## Requirements
Extract all lines in the data that contain the word "image".

---- Data listing

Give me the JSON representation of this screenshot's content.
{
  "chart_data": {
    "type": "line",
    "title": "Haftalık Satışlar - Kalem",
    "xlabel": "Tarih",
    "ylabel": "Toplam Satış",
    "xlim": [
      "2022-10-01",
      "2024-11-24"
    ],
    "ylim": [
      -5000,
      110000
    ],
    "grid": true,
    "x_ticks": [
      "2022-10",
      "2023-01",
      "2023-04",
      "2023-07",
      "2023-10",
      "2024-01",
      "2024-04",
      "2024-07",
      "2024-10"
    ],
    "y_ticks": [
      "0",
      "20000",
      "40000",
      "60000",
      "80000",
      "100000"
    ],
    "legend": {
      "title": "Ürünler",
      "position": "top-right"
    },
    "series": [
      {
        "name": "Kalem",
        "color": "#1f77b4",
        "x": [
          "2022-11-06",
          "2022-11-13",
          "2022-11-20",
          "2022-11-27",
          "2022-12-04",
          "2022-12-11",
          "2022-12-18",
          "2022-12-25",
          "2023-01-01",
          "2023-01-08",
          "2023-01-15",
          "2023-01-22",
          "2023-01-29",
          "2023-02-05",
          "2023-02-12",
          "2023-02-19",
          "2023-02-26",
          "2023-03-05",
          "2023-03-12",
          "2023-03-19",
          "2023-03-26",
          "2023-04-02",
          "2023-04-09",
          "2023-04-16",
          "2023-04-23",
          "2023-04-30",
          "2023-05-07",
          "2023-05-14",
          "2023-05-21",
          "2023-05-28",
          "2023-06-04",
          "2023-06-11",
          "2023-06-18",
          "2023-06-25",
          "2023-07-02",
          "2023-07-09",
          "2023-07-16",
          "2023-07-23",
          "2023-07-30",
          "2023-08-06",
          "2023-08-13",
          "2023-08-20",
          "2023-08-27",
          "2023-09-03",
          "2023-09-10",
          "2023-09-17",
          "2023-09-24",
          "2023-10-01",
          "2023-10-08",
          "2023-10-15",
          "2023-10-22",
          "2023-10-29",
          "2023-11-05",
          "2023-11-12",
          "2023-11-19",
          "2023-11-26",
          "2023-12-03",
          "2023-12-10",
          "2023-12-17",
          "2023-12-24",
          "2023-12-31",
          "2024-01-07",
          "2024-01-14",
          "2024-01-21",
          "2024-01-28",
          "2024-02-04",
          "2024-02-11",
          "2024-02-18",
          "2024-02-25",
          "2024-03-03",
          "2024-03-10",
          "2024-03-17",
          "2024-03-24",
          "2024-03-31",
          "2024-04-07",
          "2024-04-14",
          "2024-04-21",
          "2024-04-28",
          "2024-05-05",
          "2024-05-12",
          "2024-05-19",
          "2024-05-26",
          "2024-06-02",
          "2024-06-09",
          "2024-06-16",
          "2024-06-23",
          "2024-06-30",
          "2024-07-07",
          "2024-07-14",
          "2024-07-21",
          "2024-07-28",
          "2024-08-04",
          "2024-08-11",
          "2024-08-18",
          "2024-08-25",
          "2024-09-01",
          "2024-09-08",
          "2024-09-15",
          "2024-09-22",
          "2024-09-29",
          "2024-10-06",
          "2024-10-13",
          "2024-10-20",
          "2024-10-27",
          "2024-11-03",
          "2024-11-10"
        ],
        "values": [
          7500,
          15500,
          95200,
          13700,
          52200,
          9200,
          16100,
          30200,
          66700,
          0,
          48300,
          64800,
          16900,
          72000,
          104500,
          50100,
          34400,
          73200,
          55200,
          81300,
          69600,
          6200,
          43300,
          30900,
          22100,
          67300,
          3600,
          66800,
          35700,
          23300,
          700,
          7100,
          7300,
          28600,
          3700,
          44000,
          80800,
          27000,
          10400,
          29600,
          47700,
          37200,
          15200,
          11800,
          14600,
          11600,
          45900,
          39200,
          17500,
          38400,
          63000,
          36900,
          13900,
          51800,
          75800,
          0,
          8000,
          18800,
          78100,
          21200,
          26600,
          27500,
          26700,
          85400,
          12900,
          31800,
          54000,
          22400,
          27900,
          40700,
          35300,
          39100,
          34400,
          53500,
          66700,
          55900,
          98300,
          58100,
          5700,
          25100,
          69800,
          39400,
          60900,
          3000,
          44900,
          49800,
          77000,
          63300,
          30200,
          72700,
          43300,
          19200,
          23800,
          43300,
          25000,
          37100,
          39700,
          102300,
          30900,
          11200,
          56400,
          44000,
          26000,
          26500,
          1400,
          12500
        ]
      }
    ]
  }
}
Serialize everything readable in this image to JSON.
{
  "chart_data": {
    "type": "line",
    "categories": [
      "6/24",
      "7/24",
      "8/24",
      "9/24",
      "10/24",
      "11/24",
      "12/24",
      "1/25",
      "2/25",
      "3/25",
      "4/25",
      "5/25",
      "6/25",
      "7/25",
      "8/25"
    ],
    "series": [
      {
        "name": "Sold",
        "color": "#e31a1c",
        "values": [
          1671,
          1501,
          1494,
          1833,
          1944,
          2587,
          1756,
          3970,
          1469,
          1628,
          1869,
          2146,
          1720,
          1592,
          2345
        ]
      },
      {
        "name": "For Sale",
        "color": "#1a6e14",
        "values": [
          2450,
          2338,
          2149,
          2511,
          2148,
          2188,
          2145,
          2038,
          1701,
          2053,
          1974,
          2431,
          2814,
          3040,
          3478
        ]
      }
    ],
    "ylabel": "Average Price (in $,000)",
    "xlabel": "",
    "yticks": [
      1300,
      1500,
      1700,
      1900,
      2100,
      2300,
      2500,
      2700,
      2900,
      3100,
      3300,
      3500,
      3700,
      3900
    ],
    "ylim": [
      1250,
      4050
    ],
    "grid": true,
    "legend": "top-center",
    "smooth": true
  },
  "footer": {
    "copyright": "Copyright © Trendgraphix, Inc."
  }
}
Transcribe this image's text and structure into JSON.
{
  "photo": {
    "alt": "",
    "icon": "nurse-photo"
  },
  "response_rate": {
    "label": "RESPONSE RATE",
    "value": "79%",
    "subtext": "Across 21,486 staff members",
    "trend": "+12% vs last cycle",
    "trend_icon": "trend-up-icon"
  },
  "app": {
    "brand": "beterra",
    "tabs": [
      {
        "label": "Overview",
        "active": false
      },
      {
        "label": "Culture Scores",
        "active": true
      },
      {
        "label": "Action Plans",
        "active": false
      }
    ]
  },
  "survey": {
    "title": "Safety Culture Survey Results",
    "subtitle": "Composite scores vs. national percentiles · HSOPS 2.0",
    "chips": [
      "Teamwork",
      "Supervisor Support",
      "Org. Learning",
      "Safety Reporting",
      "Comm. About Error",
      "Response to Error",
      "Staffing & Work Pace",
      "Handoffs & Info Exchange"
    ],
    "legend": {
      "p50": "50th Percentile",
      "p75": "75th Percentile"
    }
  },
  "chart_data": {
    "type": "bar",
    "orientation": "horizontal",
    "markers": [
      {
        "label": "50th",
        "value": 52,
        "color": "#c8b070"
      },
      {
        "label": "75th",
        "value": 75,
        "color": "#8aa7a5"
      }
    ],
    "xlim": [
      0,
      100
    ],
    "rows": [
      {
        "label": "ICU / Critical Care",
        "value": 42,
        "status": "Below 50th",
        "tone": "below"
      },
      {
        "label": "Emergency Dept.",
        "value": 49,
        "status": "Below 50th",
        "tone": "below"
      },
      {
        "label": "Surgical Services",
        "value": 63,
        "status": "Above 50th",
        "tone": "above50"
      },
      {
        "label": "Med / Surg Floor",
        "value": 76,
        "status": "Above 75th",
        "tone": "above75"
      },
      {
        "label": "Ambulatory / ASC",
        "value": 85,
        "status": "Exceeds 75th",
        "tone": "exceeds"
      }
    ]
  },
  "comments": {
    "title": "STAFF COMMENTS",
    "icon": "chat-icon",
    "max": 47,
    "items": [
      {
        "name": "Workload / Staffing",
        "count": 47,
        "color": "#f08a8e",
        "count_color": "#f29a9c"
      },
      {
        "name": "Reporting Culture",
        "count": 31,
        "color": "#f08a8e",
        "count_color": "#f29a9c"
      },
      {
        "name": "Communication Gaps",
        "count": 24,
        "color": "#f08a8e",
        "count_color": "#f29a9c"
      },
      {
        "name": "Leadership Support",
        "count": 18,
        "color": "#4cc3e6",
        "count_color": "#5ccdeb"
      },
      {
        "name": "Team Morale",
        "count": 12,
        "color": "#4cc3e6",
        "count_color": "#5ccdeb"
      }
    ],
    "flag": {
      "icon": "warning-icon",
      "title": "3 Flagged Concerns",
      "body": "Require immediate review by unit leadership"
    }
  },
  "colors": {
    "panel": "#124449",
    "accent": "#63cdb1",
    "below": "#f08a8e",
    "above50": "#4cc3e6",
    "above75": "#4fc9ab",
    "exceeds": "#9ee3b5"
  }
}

--------

## Reply to the task
Serialize everything readable in this image to JSON.
Transcribe this image's text and structure into JSON.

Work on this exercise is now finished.